- 課題 1 -
水圧転写シートに関する文章で、【解決手段】に示された水圧転写シートを構成する層を、下から順にすべて挙げなさい。
- 課題 2 -
水圧転写シートに関する文章の内容を、二文で要約しなさい。
- 課題 3 -
水圧転写シートに関する文章を、最後の段落の次から書き継ぎなさい。

- 抽出テキスト -
--- --- ---

説明

水圧転写シート及びその製造方法

【課題】 水圧転写シートにおいて、水溶性フィルムに含まれる水分を調整して、蒸着装置における真空度の変化最小限にし、蒸着の安定化を図ってホログラ効果を確保すること。
【解決手段】 開示する水圧転写シートは、含水率が7%以下である水溶性フィルムと、該水溶性フィルム上の透明樹脂層と、該透明樹脂層上の蒸着金属層とからなり、該蒸着金属層の表面にエンボスが施されている。

【発明の詳細な説明】
【技術分野】
【0001】
本発明は、曲面又は凹凸面を有する家具・建具、車両等の部品の表面化粧に使用される水圧転写シート及びその製造方法に関し、特に、転写物に安定したホログラム効果をもたらす水圧転写シート及びその製造方法に関する。
【背景技術】
【0002】
水圧転写技術は、特公昭52−441682号公報に示されているように、薄膜(フィルム)にパターンを印刷し、この薄膜を、印刷面を上にして液体表面上に浮かべ、前記印刷面上に物体を押圧しつつその全部又は一部を液中に沈め、液体の圧力により上記パターンを物体表面に転写し、その後薄膜を物体表面から除去する印刷技術として知られている。また、特公昭57−50547号公報に示されているように、薄膜を水溶性とする印刷方法も知られている。
【特許文献1】特公昭52−441682号公報
【特許文献2】特公昭57−50547号公報
【0003】
従来のいずれの水圧転写シートも曲面又は凹凸面のような複雑な外形形状を有する物体表面の化粧に適している。前記の水溶性の薄膜(フィルム)を含む水圧転写シートにおいて、その水溶性フィルムは転写中に水に溶けて消失し、透明な樹脂層と蒸着金属層とによるシートが転写物の表面を覆って化粧効果を発揮する。その化粧効果は、透明樹脂層に施したエンボスとこの透明樹脂層に隣接する蒸着金属層とによるホログラム効果、または透明樹脂層とこれに隣接する蒸着金属層に施したエンボスとによるホログラム効果である。このホログラム効果のほか、印刷層があるときはもちろん絵柄模様の印刷による装飾効果が付加される。

--- --- ---

- 提示データ -
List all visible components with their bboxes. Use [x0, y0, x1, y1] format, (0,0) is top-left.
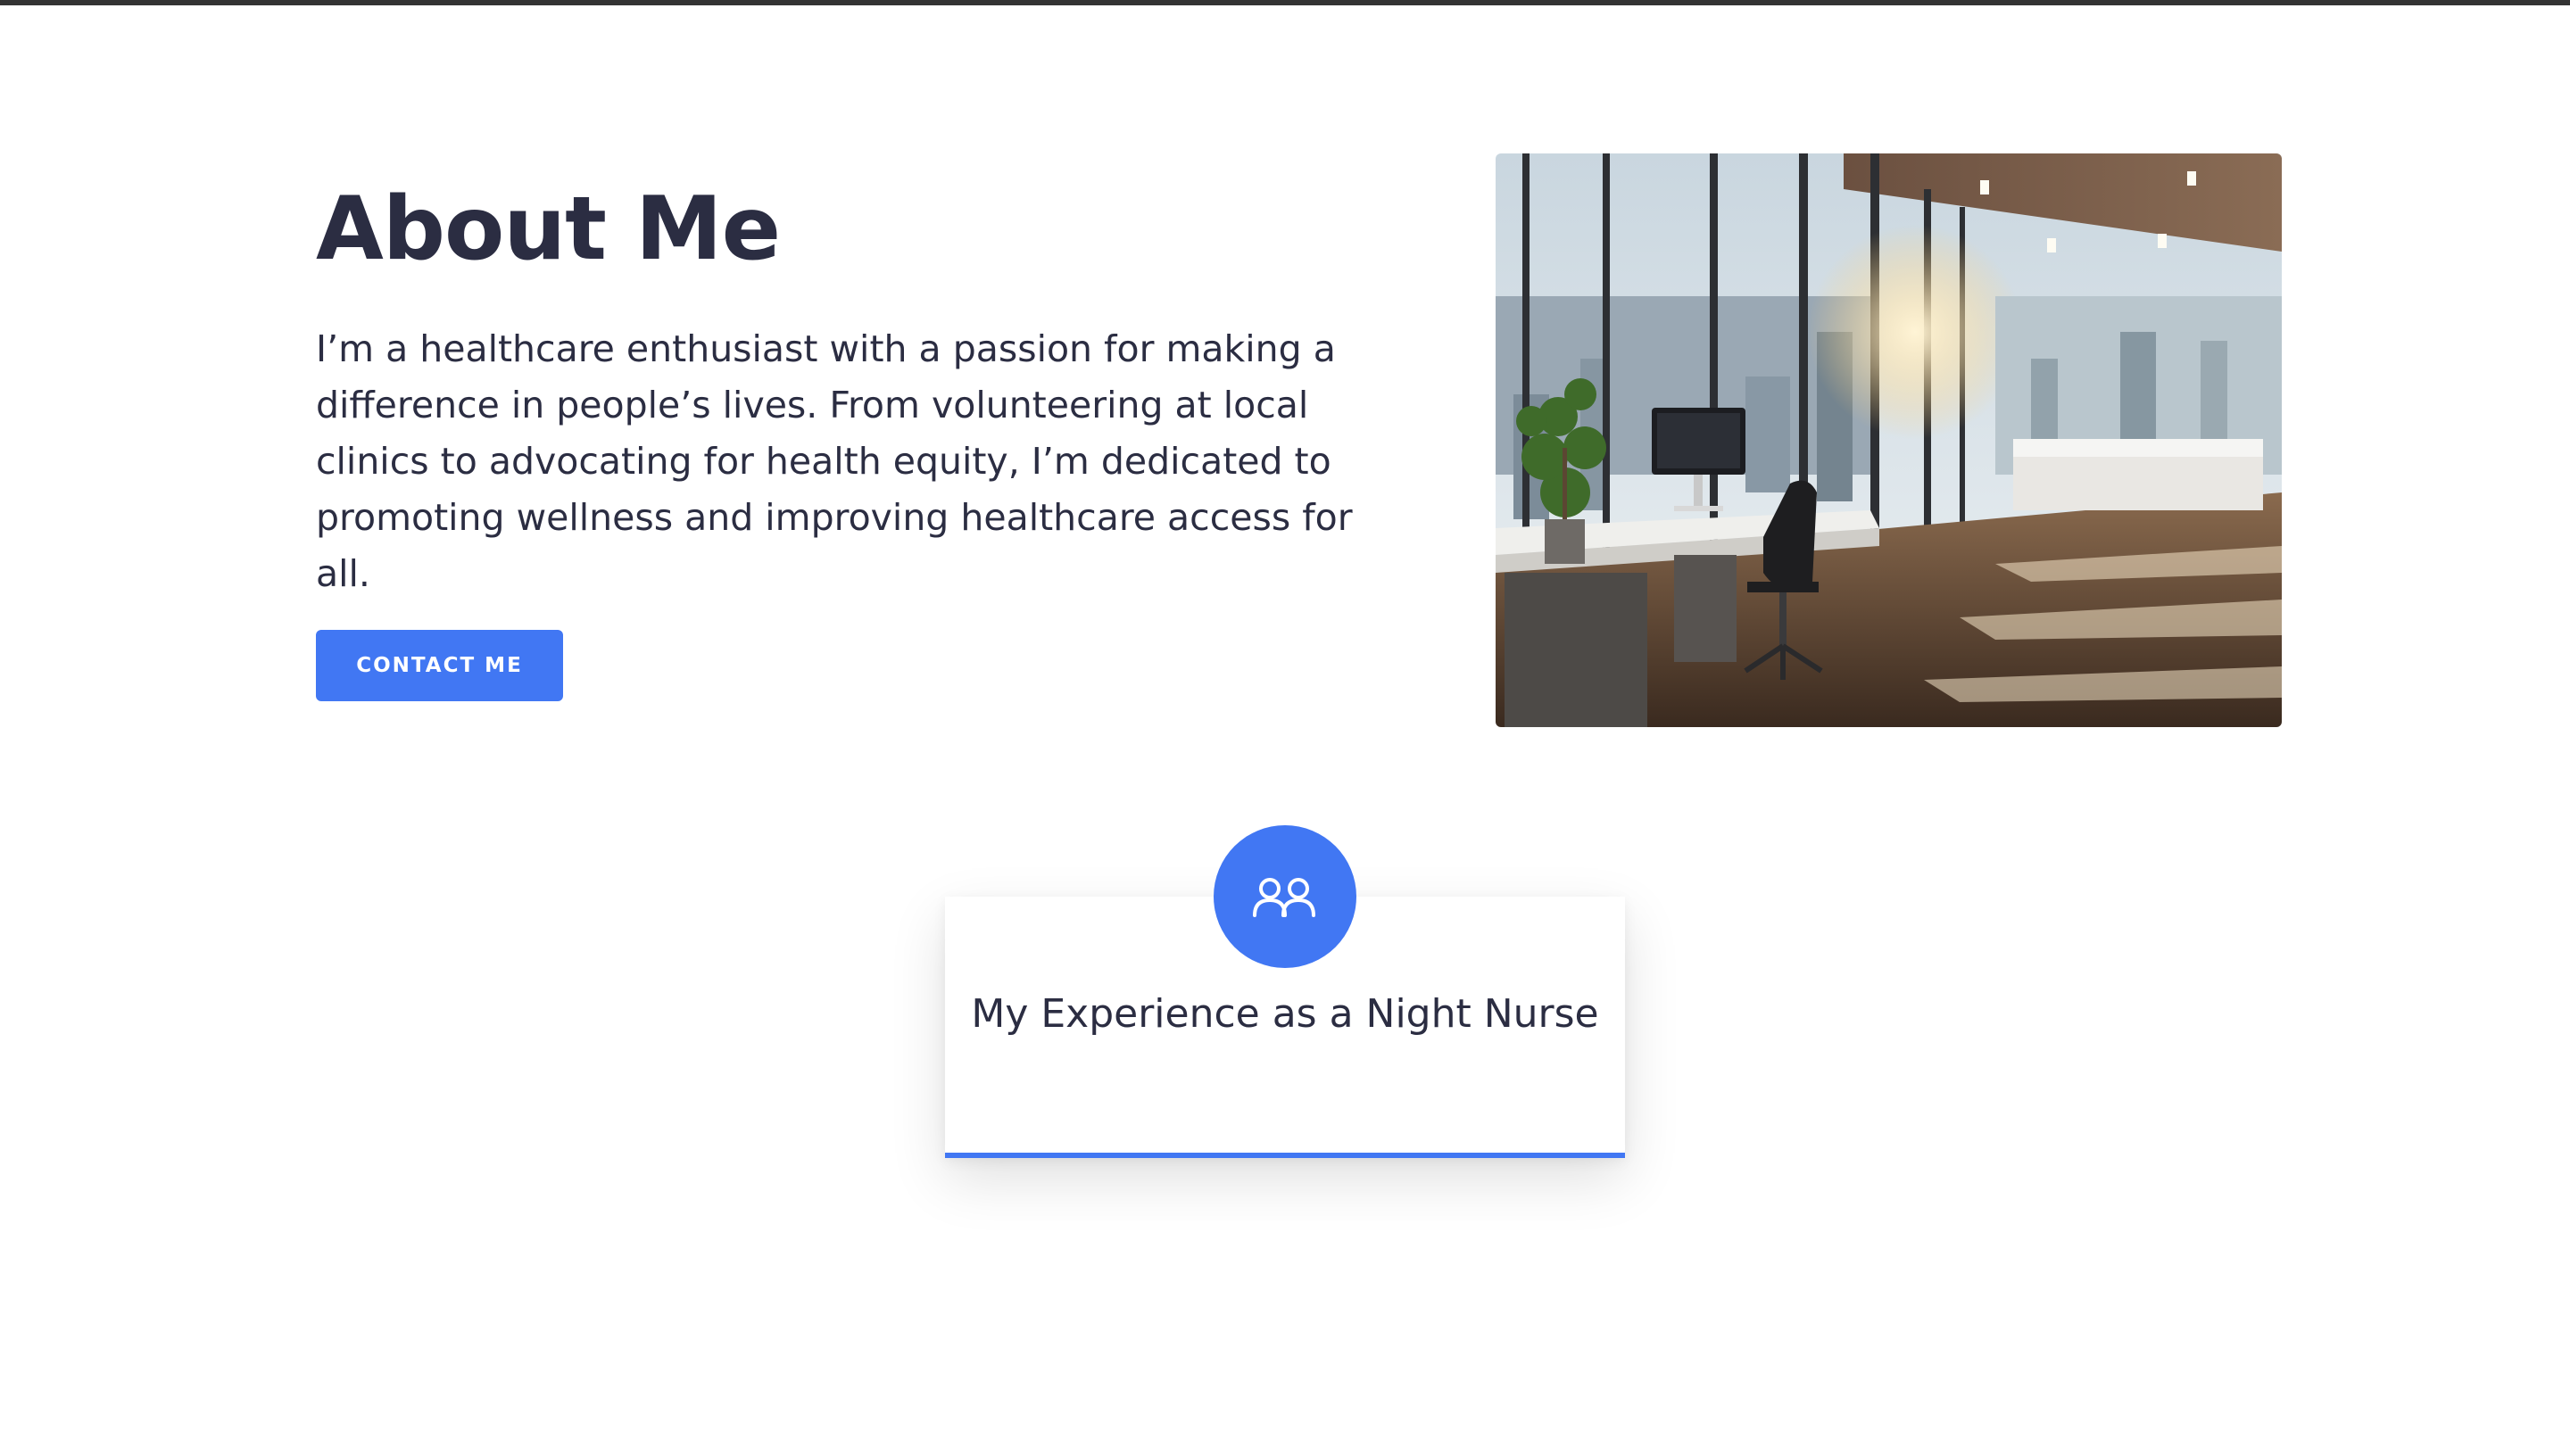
about-description: I’m a healthcare enthusiast with a passi… [316, 327, 1353, 595]
page-title: About Me [316, 178, 781, 280]
experience-card-title: My Experience as a Night Nurse [971, 991, 1599, 1037]
top-border [0, 0, 2570, 5]
users-icon [1214, 825, 1356, 968]
about-section: About Me I’m a healthcare enthusiast wit… [316, 178, 1387, 701]
contact-me-button[interactable]: CONTACT ME [316, 630, 563, 701]
office-image [1496, 153, 2282, 727]
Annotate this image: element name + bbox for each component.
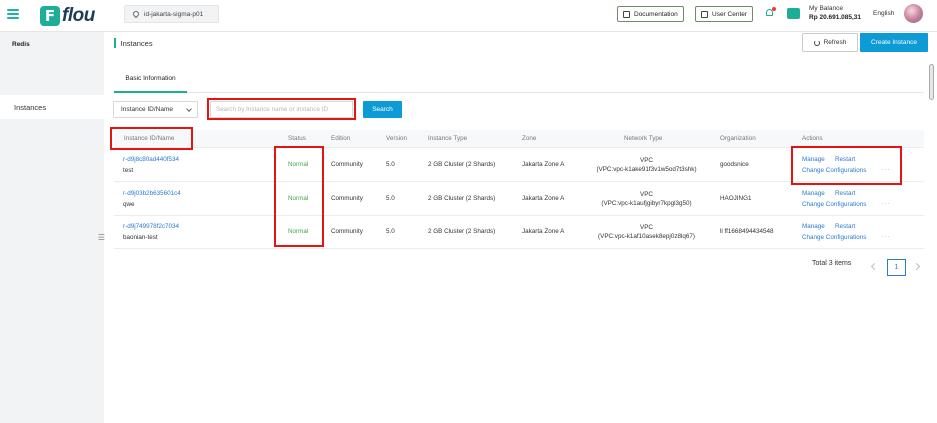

--- --- ---

- 解答 1 -
1. 含水率が7%以下である水溶性フィルム
2. 透明樹脂層
3. 蒸着金属層(表面にエンボスが施されている)

- 解答 2 -
この発明は、家具・建具や車両等の部品の曲面又は凹凸面を化粧するための水圧転写シートとその製造方法に関するものである。含水率が7%以下の水溶性フィルムの上に透明樹脂層と、表面にエンボスを施した蒸着金属層を設けて蒸着を安定させ、ホログラム効果を確保する。

- 解答 3 -
【0004】
ところで、ホログラム効果を安定して得るためには、蒸着装置における一定の真空度の下で金属材料の蒸着が行われることが必要である。しかし、水圧転写シートにとって不可欠の要素である水溶性フィルムは高い吸水性を有し、蒸着装置における真空度は、該水溶性フィルムに含まれる水分のためにしばしば変化し、蒸着にムラが生じるという問題がある。この蒸着ムラを生じたとき、所望のホログラム効果を得ることはできない。
【発明の概要】
【発明が解決しようとする課題】
【0005】
本発明の目的は、水圧転写シートの製造過程における上記の問題に解決を与えることにあり、水溶性フィルムに含まれる水分を調整して、蒸着装置における真空度の変化を最小限にし、蒸着の安定化をはかってホログラム効果を確保することにある。
【課題を解決するための手段】
【0006】
本発明は、上記の目的を達成するために、水圧転写シートを構成する水溶性フィルムの含水率を一定値以下にすることを基本構想とするものであり、本発明らの知見によれば、その含水率を7%以下にすることにより、水圧転写シートによるホログラム効果を安定的に確保することができる。
【0007】
したがって、本発明に係る水圧転写シートは、含水率が7%以下である水溶性フィルムと、該水溶性フィルム上の透明樹脂層と、該透明樹脂層上の蒸着金属層とからなり、該蒸着金属層の表面にエンボスが施されている。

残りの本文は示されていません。